**WHAT TO DO:**
Go through the data and copy every line exactly, but not the images.

**SUPPLIED INFORMATION:**
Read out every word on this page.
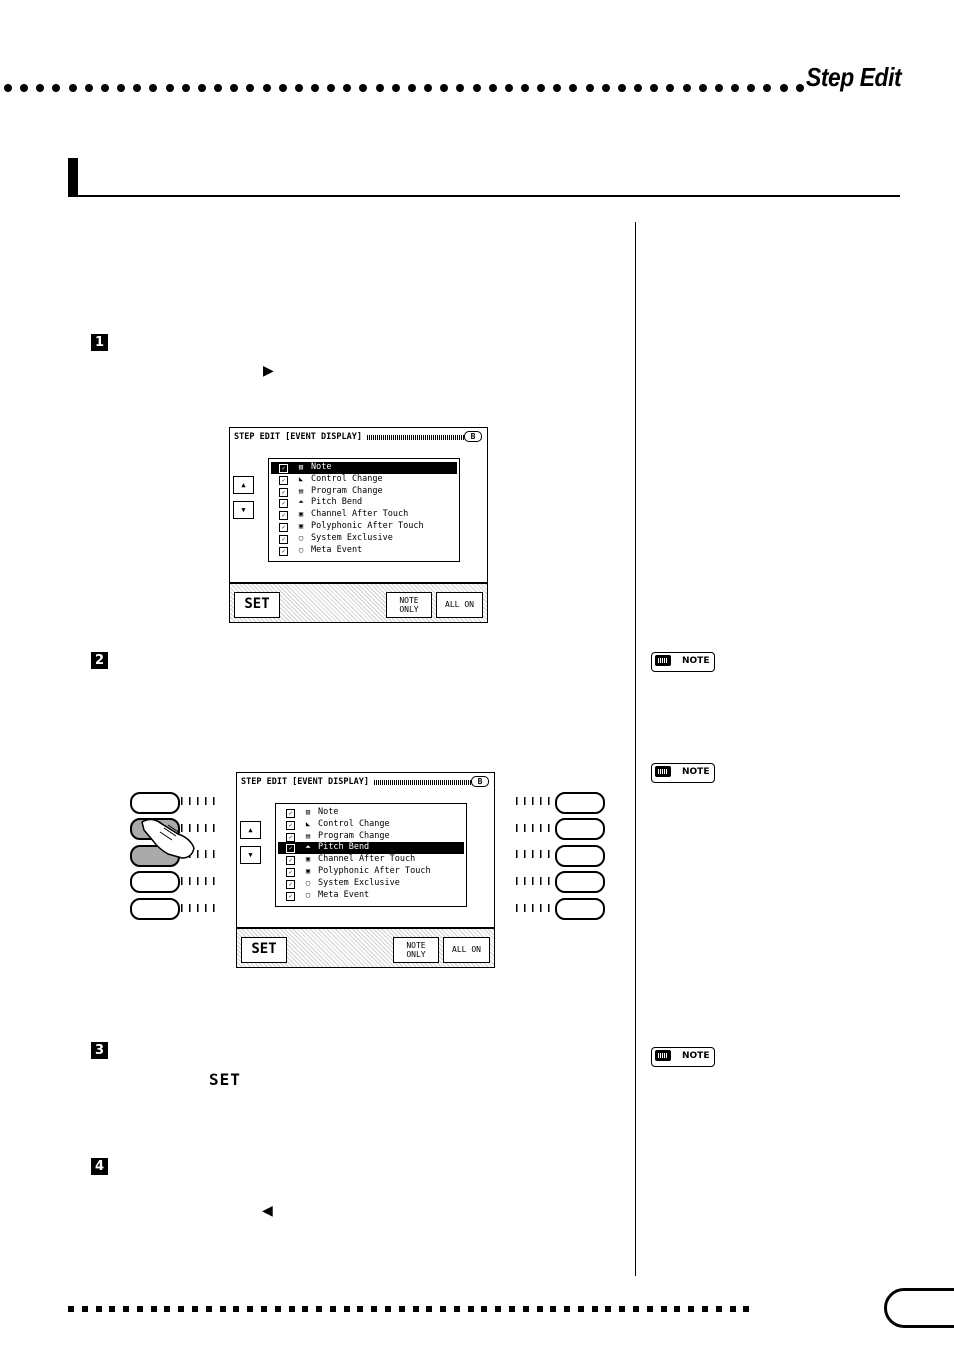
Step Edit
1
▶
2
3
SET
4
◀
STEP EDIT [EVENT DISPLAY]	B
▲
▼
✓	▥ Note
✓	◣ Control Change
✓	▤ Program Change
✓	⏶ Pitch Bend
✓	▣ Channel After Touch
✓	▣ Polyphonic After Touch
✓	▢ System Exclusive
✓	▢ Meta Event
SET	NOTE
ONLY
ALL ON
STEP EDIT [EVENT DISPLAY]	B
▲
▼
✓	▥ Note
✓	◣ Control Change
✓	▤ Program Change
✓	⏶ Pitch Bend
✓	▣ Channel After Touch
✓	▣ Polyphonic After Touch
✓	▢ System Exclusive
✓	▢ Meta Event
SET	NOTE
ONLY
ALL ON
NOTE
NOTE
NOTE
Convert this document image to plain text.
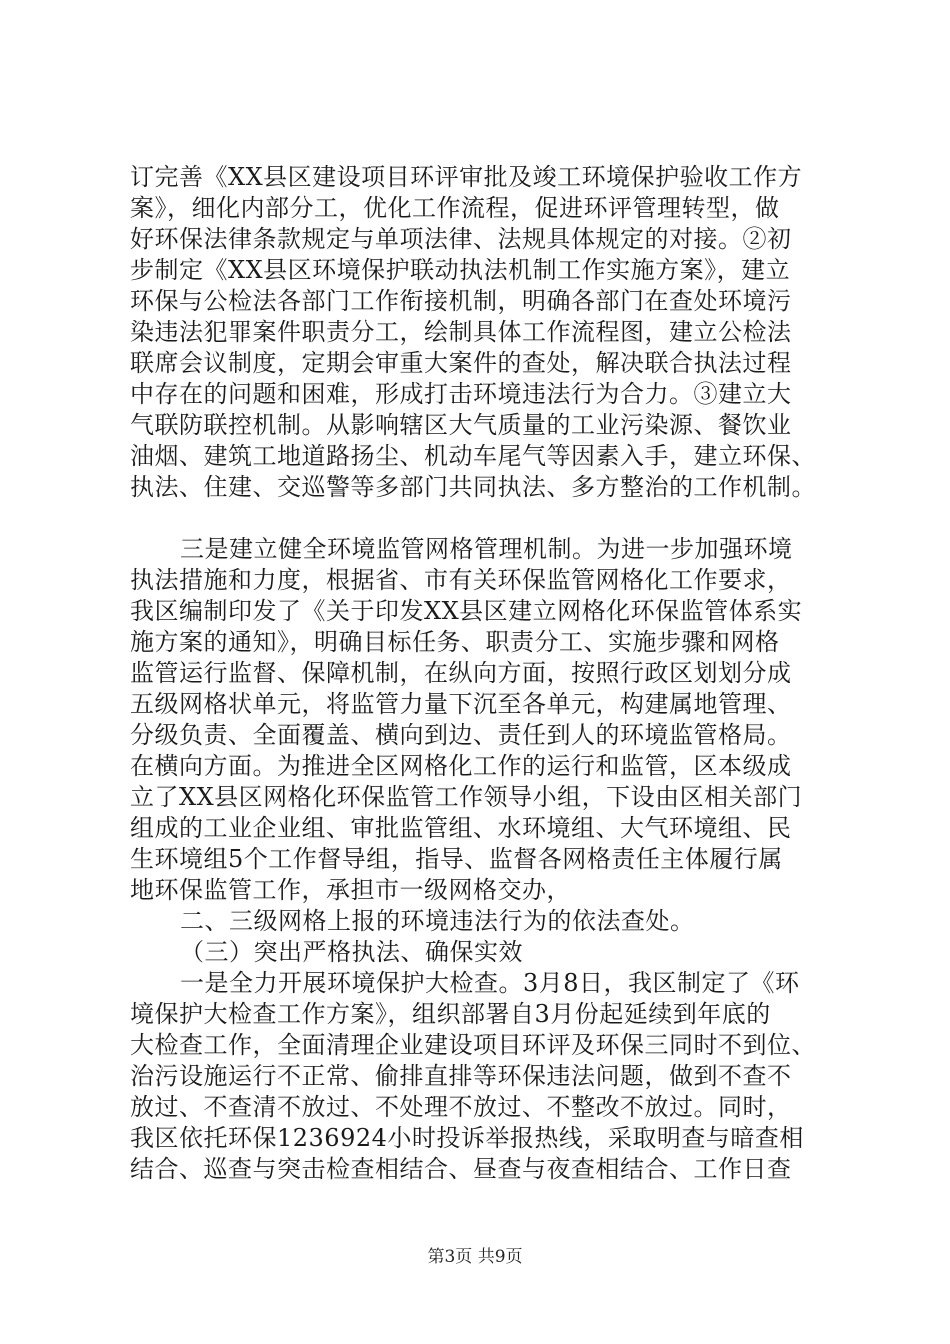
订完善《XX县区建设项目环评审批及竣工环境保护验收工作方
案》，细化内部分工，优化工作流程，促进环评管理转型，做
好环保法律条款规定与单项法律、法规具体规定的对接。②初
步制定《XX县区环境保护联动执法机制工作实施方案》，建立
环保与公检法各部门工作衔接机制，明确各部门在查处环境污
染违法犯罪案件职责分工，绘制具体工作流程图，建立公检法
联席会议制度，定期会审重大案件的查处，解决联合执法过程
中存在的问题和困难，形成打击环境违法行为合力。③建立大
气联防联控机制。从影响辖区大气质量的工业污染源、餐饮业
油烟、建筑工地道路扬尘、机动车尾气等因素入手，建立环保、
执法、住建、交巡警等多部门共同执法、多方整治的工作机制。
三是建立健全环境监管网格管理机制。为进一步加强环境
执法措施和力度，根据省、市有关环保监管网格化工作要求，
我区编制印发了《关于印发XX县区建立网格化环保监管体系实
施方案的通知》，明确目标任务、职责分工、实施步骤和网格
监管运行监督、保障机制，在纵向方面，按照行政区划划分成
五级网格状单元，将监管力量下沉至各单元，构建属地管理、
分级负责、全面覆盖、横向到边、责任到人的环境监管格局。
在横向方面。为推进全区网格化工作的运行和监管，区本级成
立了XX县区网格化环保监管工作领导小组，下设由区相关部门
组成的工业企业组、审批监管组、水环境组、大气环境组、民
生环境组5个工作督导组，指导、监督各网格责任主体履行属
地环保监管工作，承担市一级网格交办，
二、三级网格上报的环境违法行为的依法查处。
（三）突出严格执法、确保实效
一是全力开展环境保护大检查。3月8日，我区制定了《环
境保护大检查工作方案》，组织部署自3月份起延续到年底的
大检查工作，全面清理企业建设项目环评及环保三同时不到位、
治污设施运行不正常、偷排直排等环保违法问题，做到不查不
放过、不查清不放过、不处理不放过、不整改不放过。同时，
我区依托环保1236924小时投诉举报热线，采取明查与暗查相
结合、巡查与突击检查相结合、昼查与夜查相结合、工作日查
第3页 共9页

**TASK OUTPUT:**
Read out every word on this page.
Step Edit
1
▶
2
3
SET
4
◀
STEP EDIT [EVENT DISPLAY]	B
▲
▼
✓	▥ Note
✓	◣ Control Change
✓	▤ Program Change
✓	⏶ Pitch Bend
✓	▣ Channel After Touch
✓	▣ Polyphonic After Touch
✓	▢ System Exclusive
✓	▢ Meta Event
SET	NOTE
ONLY
ALL ON
STEP EDIT [EVENT DISPLAY]	B
▲
▼
✓	▥ Note
✓	◣ Control Change
✓	▤ Program Change
✓	⏶ Pitch Bend
✓	▣ Channel After Touch
✓	▣ Polyphonic After Touch
✓	▢ System Exclusive
✓	▢ Meta Event
SET	NOTE
ONLY
ALL ON
NOTE
NOTE
NOTE
Convert this document image to plain text.
订完善《XX县区建设项目环评审批及竣工环境保护验收工作方
案》，细化内部分工，优化工作流程，促进环评管理转型，做
好环保法律条款规定与单项法律、法规具体规定的对接。②初
步制定《XX县区环境保护联动执法机制工作实施方案》，建立
环保与公检法各部门工作衔接机制，明确各部门在查处环境污
染违法犯罪案件职责分工，绘制具体工作流程图，建立公检法
联席会议制度，定期会审重大案件的查处，解决联合执法过程
中存在的问题和困难，形成打击环境违法行为合力。③建立大
气联防联控机制。从影响辖区大气质量的工业污染源、餐饮业
油烟、建筑工地道路扬尘、机动车尾气等因素入手，建立环保、
执法、住建、交巡警等多部门共同执法、多方整治的工作机制。
三是建立健全环境监管网格管理机制。为进一步加强环境
执法措施和力度，根据省、市有关环保监管网格化工作要求，
我区编制印发了《关于印发XX县区建立网格化环保监管体系实
施方案的通知》，明确目标任务、职责分工、实施步骤和网格
监管运行监督、保障机制，在纵向方面，按照行政区划划分成
五级网格状单元，将监管力量下沉至各单元，构建属地管理、
分级负责、全面覆盖、横向到边、责任到人的环境监管格局。
在横向方面。为推进全区网格化工作的运行和监管，区本级成
立了XX县区网格化环保监管工作领导小组，下设由区相关部门
组成的工业企业组、审批监管组、水环境组、大气环境组、民
生环境组5个工作督导组，指导、监督各网格责任主体履行属
地环保监管工作，承担市一级网格交办，
二、三级网格上报的环境违法行为的依法查处。
（三）突出严格执法、确保实效
一是全力开展环境保护大检查。3月8日，我区制定了《环
境保护大检查工作方案》，组织部署自3月份起延续到年底的
大检查工作，全面清理企业建设项目环评及环保三同时不到位、
治污设施运行不正常、偷排直排等环保违法问题，做到不查不
放过、不查清不放过、不处理不放过、不整改不放过。同时，
我区依托环保1236924小时投诉举报热线，采取明查与暗查相
结合、巡查与突击检查相结合、昼查与夜查相结合、工作日查
第3页 共9页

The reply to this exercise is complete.